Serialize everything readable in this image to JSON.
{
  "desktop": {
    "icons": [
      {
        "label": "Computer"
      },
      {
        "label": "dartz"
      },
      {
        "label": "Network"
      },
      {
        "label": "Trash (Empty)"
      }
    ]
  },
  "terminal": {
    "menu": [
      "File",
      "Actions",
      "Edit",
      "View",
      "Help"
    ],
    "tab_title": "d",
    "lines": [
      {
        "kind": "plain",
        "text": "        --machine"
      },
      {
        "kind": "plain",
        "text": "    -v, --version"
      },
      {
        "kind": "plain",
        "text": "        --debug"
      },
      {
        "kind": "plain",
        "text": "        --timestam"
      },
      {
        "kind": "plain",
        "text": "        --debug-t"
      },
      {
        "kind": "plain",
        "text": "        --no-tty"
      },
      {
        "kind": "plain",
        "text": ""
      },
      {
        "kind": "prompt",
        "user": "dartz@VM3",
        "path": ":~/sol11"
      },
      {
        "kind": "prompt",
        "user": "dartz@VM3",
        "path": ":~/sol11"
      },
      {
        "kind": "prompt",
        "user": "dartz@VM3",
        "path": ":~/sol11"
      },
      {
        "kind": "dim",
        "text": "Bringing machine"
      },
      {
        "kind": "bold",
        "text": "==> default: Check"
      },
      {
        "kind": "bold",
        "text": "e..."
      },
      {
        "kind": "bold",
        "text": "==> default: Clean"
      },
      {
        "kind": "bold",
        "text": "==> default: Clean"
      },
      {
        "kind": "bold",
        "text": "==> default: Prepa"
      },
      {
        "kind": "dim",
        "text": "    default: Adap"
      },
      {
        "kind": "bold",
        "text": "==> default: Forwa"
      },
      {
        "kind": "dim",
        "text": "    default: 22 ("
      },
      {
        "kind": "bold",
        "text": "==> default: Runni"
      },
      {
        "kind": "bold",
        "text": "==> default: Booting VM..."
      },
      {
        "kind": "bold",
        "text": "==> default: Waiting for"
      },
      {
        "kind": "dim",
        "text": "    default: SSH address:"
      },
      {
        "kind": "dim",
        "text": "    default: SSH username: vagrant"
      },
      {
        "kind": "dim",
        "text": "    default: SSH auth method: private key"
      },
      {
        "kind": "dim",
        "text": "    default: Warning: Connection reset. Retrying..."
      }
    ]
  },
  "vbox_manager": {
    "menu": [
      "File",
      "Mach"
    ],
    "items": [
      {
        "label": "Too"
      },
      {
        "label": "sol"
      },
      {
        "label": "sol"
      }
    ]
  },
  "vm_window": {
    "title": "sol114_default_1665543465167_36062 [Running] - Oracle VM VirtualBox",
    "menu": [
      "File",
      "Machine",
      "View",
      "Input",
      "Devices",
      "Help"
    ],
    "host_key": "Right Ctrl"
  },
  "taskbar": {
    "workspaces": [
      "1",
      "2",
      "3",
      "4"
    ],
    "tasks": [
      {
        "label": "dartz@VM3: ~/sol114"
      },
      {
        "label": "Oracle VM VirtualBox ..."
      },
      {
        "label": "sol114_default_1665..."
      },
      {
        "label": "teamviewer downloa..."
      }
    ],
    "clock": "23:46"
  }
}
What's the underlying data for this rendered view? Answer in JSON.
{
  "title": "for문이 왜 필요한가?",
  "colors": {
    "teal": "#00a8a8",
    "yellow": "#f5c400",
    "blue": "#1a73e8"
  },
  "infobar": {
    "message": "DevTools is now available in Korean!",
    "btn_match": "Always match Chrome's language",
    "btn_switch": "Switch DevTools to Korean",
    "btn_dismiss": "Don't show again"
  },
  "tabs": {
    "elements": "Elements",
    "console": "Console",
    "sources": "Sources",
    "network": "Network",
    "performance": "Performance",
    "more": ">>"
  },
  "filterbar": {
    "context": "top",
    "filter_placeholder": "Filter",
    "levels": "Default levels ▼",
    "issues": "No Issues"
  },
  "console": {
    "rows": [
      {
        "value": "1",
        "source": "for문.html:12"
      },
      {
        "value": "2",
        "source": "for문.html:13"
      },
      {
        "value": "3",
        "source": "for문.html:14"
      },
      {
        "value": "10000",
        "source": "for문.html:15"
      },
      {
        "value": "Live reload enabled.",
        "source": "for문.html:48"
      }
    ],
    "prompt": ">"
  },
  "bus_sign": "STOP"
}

_The exercise_
Write every record out again, unaltered.

_Completed task_
Serialize everything readable in this image to JSON.
{
  "desktop": {
    "icons": [
      {
        "label": "Computer"
      },
      {
        "label": "dartz"
      },
      {
        "label": "Network"
      },
      {
        "label": "Trash (Empty)"
      }
    ]
  },
  "terminal": {
    "menu": [
      "File",
      "Actions",
      "Edit",
      "View",
      "Help"
    ],
    "tab_title": "d",
    "lines": [
      {
        "kind": "plain",
        "text": "        --machine"
      },
      {
        "kind": "plain",
        "text": "    -v, --version"
      },
      {
        "kind": "plain",
        "text": "        --debug"
      },
      {
        "kind": "plain",
        "text": "        --timestam"
      },
      {
        "kind": "plain",
        "text": "        --debug-t"
      },
      {
        "kind": "plain",
        "text": "        --no-tty"
      },
      {
        "kind": "plain",
        "text": ""
      },
      {
        "kind": "prompt",
        "user": "dartz@VM3",
        "path": ":~/sol11"
      },
      {
        "kind": "prompt",
        "user": "dartz@VM3",
        "path": ":~/sol11"
      },
      {
        "kind": "prompt",
        "user": "dartz@VM3",
        "path": ":~/sol11"
      },
      {
        "kind": "dim",
        "text": "Bringing machine"
      },
      {
        "kind": "bold",
        "text": "==> default: Check"
      },
      {
        "kind": "bold",
        "text": "e..."
      },
      {
        "kind": "bold",
        "text": "==> default: Clean"
      },
      {
        "kind": "bold",
        "text": "==> default: Clean"
      },
      {
        "kind": "bold",
        "text": "==> default: Prepa"
      },
      {
        "kind": "dim",
        "text": "    default: Adap"
      },
      {
        "kind": "bold",
        "text": "==> default: Forwa"
      },
      {
        "kind": "dim",
        "text": "    default: 22 ("
      },
      {
        "kind": "bold",
        "text": "==> default: Runni"
      },
      {
        "kind": "bold",
        "text": "==> default: Booting VM..."
      },
      {
        "kind": "bold",
        "text": "==> default: Waiting for"
      },
      {
        "kind": "dim",
        "text": "    default: SSH address:"
      },
      {
        "kind": "dim",
        "text": "    default: SSH username: vagrant"
      },
      {
        "kind": "dim",
        "text": "    default: SSH auth method: private key"
      },
      {
        "kind": "dim",
        "text": "    default: Warning: Connection reset. Retrying..."
      }
    ]
  },
  "vbox_manager": {
    "menu": [
      "File",
      "Mach"
    ],
    "items": [
      {
        "label": "Too"
      },
      {
        "label": "sol"
      },
      {
        "label": "sol"
      }
    ]
  },
  "vm_window": {
    "title": "sol114_default_1665543465167_36062 [Running] - Oracle VM VirtualBox",
    "menu": [
      "File",
      "Machine",
      "View",
      "Input",
      "Devices",
      "Help"
    ],
    "host_key": "Right Ctrl"
  },
  "taskbar": {
    "workspaces": [
      "1",
      "2",
      "3",
      "4"
    ],
    "tasks": [
      {
        "label": "dartz@VM3: ~/sol114"
      },
      {
        "label": "Oracle VM VirtualBox ..."
      },
      {
        "label": "sol114_default_1665..."
      },
      {
        "label": "teamviewer downloa..."
      }
    ],
    "clock": "23:46"
  }
}
What's the underlying data for this rendered view? Answer in JSON.
{
  "title": "for문이 왜 필요한가?",
  "colors": {
    "teal": "#00a8a8",
    "yellow": "#f5c400",
    "blue": "#1a73e8"
  },
  "infobar": {
    "message": "DevTools is now available in Korean!",
    "btn_match": "Always match Chrome's language",
    "btn_switch": "Switch DevTools to Korean",
    "btn_dismiss": "Don't show again"
  },
  "tabs": {
    "elements": "Elements",
    "console": "Console",
    "sources": "Sources",
    "network": "Network",
    "performance": "Performance",
    "more": ">>"
  },
  "filterbar": {
    "context": "top",
    "filter_placeholder": "Filter",
    "levels": "Default levels ▼",
    "issues": "No Issues"
  },
  "console": {
    "rows": [
      {
        "value": "1",
        "source": "for문.html:12"
      },
      {
        "value": "2",
        "source": "for문.html:13"
      },
      {
        "value": "3",
        "source": "for문.html:14"
      },
      {
        "value": "10000",
        "source": "for문.html:15"
      },
      {
        "value": "Live reload enabled.",
        "source": "for문.html:48"
      }
    ],
    "prompt": ">"
  },
  "bus_sign": "STOP"
}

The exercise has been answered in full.